**WHAT YOU NEED TO DO:**
Find the number of lines below in which the word "text" appears, and write that number only.

**LISTED RECORDS:**
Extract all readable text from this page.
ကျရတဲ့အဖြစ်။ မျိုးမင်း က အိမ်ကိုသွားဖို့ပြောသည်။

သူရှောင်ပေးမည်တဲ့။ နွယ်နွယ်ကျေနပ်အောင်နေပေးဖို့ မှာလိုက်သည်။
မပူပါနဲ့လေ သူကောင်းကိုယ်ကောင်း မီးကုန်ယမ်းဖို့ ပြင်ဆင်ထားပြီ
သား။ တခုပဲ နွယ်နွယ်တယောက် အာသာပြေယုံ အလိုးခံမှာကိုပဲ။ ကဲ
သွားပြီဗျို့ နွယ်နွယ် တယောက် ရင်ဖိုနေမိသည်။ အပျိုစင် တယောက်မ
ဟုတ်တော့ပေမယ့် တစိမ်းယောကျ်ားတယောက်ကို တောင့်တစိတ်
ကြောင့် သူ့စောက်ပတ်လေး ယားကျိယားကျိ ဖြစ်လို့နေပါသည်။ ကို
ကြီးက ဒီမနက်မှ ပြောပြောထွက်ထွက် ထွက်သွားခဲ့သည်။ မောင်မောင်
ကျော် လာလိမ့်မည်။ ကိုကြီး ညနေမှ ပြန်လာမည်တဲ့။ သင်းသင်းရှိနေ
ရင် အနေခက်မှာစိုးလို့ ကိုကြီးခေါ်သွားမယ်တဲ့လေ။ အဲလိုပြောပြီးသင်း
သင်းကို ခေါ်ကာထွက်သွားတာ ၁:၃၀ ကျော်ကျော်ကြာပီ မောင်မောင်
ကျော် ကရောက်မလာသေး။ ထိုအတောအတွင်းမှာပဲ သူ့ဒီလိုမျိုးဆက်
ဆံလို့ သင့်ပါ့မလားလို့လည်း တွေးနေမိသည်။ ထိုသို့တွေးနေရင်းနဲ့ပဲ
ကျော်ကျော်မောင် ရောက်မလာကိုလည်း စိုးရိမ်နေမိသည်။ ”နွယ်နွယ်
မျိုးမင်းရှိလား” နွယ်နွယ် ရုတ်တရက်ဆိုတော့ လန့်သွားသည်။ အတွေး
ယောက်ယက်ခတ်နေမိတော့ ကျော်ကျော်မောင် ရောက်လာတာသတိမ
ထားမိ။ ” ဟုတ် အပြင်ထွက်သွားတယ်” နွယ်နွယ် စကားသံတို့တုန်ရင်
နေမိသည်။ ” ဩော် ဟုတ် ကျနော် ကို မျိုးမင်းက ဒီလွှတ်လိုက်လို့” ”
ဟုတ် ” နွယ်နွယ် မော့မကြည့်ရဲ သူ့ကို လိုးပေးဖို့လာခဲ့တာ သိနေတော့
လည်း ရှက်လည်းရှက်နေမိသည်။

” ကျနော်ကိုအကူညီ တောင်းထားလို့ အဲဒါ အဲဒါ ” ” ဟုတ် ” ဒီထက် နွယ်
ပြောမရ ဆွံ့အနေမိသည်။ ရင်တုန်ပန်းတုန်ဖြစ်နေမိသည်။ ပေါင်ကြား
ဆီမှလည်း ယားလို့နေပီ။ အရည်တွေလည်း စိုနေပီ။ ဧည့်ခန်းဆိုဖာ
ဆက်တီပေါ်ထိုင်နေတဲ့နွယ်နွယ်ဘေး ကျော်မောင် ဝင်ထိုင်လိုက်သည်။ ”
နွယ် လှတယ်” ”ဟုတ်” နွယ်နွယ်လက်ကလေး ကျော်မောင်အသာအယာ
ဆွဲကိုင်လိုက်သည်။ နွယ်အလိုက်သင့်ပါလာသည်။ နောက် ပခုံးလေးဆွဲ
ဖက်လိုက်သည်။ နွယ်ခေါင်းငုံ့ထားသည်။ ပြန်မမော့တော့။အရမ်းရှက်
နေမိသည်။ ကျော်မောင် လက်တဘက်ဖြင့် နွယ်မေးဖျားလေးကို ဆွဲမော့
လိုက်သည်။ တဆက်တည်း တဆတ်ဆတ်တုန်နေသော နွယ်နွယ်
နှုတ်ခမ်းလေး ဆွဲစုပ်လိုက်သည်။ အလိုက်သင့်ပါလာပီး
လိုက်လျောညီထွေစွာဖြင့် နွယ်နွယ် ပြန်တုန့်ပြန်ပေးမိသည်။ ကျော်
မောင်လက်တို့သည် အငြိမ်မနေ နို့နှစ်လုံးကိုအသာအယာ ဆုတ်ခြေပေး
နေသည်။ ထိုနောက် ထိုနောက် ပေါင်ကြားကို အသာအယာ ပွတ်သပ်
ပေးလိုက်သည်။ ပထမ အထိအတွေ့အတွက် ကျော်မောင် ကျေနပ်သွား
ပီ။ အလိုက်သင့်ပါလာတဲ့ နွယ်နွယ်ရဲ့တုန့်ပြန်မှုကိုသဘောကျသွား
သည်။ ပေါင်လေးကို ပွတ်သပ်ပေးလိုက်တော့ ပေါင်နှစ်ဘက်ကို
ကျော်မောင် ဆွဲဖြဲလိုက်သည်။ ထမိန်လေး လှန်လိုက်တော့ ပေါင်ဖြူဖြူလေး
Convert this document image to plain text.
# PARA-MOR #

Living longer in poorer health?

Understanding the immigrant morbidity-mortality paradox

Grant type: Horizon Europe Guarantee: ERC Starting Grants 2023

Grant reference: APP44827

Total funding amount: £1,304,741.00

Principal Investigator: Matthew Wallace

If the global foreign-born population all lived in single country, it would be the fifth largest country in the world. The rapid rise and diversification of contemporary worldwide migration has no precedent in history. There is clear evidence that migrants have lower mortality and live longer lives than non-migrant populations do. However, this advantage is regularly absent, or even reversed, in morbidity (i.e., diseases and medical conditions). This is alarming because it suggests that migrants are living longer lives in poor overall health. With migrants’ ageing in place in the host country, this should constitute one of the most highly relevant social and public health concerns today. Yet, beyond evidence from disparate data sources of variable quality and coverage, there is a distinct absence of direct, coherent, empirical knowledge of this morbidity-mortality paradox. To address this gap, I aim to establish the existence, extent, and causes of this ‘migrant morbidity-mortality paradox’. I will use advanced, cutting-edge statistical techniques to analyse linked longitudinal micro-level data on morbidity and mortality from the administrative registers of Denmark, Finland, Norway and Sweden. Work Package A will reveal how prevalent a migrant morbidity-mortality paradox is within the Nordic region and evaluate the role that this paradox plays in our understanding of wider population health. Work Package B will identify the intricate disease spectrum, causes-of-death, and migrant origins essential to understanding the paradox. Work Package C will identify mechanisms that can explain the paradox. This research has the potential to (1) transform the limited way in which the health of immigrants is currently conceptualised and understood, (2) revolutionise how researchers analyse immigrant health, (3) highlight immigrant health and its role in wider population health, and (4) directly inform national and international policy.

**OUTPUT:**
2